PROBLEM TO SOLVE: Print the data that follows exactly.

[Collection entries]
+ + +

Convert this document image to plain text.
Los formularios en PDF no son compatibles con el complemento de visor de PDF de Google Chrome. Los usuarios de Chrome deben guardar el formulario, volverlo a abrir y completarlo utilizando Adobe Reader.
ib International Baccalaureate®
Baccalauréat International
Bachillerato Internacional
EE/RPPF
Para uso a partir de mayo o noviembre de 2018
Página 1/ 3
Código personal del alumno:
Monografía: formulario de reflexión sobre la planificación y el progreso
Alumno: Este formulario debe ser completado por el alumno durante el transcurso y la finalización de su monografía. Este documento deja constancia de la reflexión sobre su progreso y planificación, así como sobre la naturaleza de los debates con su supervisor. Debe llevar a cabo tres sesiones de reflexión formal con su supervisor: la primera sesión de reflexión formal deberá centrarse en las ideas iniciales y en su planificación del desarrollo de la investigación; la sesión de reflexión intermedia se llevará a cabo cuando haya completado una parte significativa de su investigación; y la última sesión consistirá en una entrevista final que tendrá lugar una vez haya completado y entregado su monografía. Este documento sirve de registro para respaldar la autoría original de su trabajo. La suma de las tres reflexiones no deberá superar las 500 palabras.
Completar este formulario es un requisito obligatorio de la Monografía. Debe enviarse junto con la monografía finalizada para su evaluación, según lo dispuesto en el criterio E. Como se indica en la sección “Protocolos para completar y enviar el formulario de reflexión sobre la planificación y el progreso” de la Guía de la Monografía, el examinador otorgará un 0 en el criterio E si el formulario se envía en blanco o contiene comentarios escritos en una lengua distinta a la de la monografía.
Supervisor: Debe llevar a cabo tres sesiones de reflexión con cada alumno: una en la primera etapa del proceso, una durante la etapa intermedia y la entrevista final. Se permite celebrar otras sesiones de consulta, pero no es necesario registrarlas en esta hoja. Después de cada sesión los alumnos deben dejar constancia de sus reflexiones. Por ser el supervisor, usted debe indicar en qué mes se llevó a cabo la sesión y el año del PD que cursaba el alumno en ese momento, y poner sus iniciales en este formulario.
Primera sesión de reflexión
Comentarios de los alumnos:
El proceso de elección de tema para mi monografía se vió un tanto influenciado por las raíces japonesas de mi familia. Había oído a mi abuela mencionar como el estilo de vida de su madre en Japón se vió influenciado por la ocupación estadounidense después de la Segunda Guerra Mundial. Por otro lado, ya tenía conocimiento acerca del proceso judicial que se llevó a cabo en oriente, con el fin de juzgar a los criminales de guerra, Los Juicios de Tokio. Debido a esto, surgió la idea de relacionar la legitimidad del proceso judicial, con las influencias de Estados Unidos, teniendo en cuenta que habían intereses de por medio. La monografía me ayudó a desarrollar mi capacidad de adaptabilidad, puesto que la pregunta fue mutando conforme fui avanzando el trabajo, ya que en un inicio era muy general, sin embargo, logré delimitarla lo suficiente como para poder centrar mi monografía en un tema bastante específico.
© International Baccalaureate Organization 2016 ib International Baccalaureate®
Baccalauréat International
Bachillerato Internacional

+ + +

ANSWER FOR THIS EXERCISE:
Convert this document image to plain text.
Los formularios en PDF no son compatibles con el complemento de visor de PDF de Google Chrome. Los usuarios de Chrome deben guardar el formulario, volverlo a abrir y completarlo utilizando Adobe Reader.
ib International Baccalaureate®
Baccalauréat International
Bachillerato Internacional
EE/RPPF
Para uso a partir de mayo o noviembre de 2018
Página 1/ 3
Código personal del alumno:
Monografía: formulario de reflexión sobre la planificación y el progreso
Alumno: Este formulario debe ser completado por el alumno durante el transcurso y la finalización de su monografía. Este documento deja constancia de la reflexión sobre su progreso y planificación, así como sobre la naturaleza de los debates con su supervisor. Debe llevar a cabo tres sesiones de reflexión formal con su supervisor: la primera sesión de reflexión formal deberá centrarse en las ideas iniciales y en su planificación del desarrollo de la investigación; la sesión de reflexión intermedia se llevará a cabo cuando haya completado una parte significativa de su investigación; y la última sesión consistirá en una entrevista final que tendrá lugar una vez haya completado y entregado su monografía. Este documento sirve de registro para respaldar la autoría original de su trabajo. La suma de las tres reflexiones no deberá superar las 500 palabras.
Completar este formulario es un requisito obligatorio de la Monografía. Debe enviarse junto con la monografía finalizada para su evaluación, según lo dispuesto en el criterio E. Como se indica en la sección “Protocolos para completar y enviar el formulario de reflexión sobre la planificación y el progreso” de la Guía de la Monografía, el examinador otorgará un 0 en el criterio E si el formulario se envía en blanco o contiene comentarios escritos en una lengua distinta a la de la monografía.
Supervisor: Debe llevar a cabo tres sesiones de reflexión con cada alumno: una en la primera etapa del proceso, una durante la etapa intermedia y la entrevista final. Se permite celebrar otras sesiones de consulta, pero no es necesario registrarlas en esta hoja. Después de cada sesión los alumnos deben dejar constancia de sus reflexiones. Por ser el supervisor, usted debe indicar en qué mes se llevó a cabo la sesión y el año del PD que cursaba el alumno en ese momento, y poner sus iniciales en este formulario.
Primera sesión de reflexión
Comentarios de los alumnos:
El proceso de elección de tema para mi monografía se vió un tanto influenciado por las raíces japonesas de mi familia. Había oído a mi abuela mencionar como el estilo de vida de su madre en Japón se vió influenciado por la ocupación estadounidense después de la Segunda Guerra Mundial. Por otro lado, ya tenía conocimiento acerca del proceso judicial que se llevó a cabo en oriente, con el fin de juzgar a los criminales de guerra, Los Juicios de Tokio. Debido a esto, surgió la idea de relacionar la legitimidad del proceso judicial, con las influencias de Estados Unidos, teniendo en cuenta que habían intereses de por medio. La monografía me ayudó a desarrollar mi capacidad de adaptabilidad, puesto que la pregunta fue mutando conforme fui avanzando el trabajo, ya que en un inicio era muy general, sin embargo, logré delimitarla lo suficiente como para poder centrar mi monografía en un tema bastante específico.
© International Baccalaureate Organization 2016 ib International Baccalaureate®
Baccalauréat International
Bachillerato Internacional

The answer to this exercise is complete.